"""

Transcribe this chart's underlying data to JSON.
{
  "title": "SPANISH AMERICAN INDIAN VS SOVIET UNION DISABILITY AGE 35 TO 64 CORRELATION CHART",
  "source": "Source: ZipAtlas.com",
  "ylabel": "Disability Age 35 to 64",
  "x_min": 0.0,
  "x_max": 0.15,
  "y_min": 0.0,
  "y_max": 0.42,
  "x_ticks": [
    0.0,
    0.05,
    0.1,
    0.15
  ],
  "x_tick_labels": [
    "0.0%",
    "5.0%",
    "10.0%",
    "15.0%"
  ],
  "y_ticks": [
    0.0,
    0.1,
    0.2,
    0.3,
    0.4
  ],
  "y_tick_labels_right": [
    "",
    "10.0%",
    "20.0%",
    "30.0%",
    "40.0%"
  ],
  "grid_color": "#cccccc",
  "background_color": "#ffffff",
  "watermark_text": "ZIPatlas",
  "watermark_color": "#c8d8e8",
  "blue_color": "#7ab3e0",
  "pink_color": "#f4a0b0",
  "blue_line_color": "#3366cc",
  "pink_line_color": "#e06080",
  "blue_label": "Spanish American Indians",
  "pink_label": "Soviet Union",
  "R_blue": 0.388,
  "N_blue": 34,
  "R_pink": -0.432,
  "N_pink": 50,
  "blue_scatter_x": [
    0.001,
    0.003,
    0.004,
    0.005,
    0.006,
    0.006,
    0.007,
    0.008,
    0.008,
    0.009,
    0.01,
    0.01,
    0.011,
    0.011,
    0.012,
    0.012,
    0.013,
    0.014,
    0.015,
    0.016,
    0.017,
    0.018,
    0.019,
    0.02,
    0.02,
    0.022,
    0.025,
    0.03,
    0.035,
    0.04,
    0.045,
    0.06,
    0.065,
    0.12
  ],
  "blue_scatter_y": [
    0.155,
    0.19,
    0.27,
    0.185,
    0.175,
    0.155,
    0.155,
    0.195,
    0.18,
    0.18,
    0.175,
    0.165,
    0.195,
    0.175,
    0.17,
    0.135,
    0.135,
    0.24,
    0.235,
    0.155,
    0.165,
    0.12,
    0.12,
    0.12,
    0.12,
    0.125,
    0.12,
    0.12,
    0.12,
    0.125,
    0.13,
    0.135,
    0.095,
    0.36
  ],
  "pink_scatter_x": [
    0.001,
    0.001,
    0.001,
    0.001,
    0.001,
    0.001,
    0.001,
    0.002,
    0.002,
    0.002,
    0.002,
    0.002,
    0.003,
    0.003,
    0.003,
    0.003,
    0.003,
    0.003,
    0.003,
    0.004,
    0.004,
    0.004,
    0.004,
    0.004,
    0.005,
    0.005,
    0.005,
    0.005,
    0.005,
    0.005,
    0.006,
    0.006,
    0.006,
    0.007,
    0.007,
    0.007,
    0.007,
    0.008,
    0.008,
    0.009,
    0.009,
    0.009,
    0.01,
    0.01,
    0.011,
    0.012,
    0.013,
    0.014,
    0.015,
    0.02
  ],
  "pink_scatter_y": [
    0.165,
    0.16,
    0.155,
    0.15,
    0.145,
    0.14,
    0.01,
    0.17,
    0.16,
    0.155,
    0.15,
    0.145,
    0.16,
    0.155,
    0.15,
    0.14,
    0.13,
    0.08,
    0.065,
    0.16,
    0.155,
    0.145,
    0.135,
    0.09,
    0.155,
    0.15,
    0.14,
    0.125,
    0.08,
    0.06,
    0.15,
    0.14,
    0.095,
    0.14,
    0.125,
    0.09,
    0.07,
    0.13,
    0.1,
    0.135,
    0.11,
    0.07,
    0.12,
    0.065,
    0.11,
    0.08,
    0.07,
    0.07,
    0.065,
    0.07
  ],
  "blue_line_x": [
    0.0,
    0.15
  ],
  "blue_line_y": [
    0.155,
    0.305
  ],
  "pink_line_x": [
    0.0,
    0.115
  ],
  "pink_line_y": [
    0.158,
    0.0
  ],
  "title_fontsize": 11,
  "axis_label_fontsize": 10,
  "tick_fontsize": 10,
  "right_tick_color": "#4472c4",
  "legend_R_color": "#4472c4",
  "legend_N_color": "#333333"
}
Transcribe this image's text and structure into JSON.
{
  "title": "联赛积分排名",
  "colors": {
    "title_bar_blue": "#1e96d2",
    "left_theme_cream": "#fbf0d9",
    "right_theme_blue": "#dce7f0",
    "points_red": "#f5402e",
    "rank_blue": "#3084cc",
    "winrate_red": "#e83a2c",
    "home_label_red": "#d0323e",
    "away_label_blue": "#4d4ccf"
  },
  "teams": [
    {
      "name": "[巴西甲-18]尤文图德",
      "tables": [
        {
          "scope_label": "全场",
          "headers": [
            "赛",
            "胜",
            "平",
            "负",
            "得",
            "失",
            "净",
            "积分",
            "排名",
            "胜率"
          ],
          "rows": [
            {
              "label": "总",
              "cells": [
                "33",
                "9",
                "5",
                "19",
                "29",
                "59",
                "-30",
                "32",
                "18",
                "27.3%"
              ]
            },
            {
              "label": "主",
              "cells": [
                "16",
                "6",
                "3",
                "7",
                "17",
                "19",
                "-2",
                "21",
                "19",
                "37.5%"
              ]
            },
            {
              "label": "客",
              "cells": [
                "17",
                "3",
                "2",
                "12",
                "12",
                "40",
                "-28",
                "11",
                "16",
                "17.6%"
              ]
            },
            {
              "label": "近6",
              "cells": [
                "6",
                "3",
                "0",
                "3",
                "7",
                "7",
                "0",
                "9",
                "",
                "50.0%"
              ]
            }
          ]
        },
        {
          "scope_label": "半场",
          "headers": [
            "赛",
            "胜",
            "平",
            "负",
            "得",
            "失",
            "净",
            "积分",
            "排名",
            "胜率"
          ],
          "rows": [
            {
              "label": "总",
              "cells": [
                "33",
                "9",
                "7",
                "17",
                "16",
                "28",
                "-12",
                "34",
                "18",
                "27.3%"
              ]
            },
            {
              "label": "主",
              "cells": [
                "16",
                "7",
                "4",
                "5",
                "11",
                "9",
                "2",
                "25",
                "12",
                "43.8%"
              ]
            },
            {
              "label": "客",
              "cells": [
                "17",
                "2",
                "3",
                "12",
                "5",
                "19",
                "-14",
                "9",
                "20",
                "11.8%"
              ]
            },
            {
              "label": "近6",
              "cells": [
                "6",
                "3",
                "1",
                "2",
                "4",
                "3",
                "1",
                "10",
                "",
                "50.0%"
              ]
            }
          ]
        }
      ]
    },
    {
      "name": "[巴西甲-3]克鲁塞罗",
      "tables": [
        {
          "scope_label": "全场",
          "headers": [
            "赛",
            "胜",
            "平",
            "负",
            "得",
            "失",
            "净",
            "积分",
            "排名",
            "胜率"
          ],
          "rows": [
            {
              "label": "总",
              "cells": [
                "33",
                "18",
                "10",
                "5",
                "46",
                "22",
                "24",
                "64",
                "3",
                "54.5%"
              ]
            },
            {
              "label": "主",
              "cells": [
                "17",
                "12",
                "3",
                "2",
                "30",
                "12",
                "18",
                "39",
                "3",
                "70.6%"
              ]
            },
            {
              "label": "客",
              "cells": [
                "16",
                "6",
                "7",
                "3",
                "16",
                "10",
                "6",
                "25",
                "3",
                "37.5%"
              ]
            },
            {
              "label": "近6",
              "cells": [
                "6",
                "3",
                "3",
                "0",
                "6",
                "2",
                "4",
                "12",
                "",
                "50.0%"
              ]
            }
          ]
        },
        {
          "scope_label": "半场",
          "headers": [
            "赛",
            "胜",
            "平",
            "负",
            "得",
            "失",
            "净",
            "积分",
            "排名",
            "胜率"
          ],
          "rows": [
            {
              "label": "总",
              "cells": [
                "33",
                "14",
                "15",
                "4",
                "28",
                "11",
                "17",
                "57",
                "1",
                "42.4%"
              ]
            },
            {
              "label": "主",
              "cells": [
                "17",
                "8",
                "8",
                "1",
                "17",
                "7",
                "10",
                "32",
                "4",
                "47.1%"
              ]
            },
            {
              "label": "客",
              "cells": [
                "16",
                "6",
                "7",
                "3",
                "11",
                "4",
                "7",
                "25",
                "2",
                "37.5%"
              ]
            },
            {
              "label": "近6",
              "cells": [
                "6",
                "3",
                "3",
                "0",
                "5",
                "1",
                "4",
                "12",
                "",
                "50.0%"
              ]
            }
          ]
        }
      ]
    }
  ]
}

"""

• Exercise details
How many of the lines above include the word "JSON"? Respond with the number alone.

• Written response
2